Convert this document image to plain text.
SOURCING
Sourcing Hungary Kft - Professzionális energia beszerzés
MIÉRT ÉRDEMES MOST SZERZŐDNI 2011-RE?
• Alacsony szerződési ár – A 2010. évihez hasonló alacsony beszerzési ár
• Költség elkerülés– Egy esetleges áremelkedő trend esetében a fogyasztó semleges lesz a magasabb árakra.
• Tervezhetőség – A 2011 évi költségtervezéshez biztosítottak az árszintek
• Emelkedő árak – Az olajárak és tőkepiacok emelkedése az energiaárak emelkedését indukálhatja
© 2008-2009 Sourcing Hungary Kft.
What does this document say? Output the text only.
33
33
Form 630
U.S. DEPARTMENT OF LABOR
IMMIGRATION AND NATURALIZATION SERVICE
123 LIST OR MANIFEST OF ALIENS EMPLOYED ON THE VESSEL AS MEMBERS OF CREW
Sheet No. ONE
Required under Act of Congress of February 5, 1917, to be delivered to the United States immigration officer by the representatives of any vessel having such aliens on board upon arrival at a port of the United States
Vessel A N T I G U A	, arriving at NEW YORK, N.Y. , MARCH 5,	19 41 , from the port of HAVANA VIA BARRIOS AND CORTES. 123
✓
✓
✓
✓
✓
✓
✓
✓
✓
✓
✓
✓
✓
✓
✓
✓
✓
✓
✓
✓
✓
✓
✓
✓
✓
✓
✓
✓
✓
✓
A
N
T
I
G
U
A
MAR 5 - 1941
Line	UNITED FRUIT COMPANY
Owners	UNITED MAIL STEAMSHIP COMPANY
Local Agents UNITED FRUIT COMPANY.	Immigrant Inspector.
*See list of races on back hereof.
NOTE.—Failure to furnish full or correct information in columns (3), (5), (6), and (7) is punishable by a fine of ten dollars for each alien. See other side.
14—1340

++++++++++++++++++++

__What the task asks__:
Pull out all lines from the listing that contain the string "COMPANY".

__Solution to the problem__:
Line	UNITED FRUIT COMPANY
Owners	UNITED MAIL STEAMSHIP COMPANY
Local Agents UNITED FRUIT COMPANY.	Immigrant Inspector.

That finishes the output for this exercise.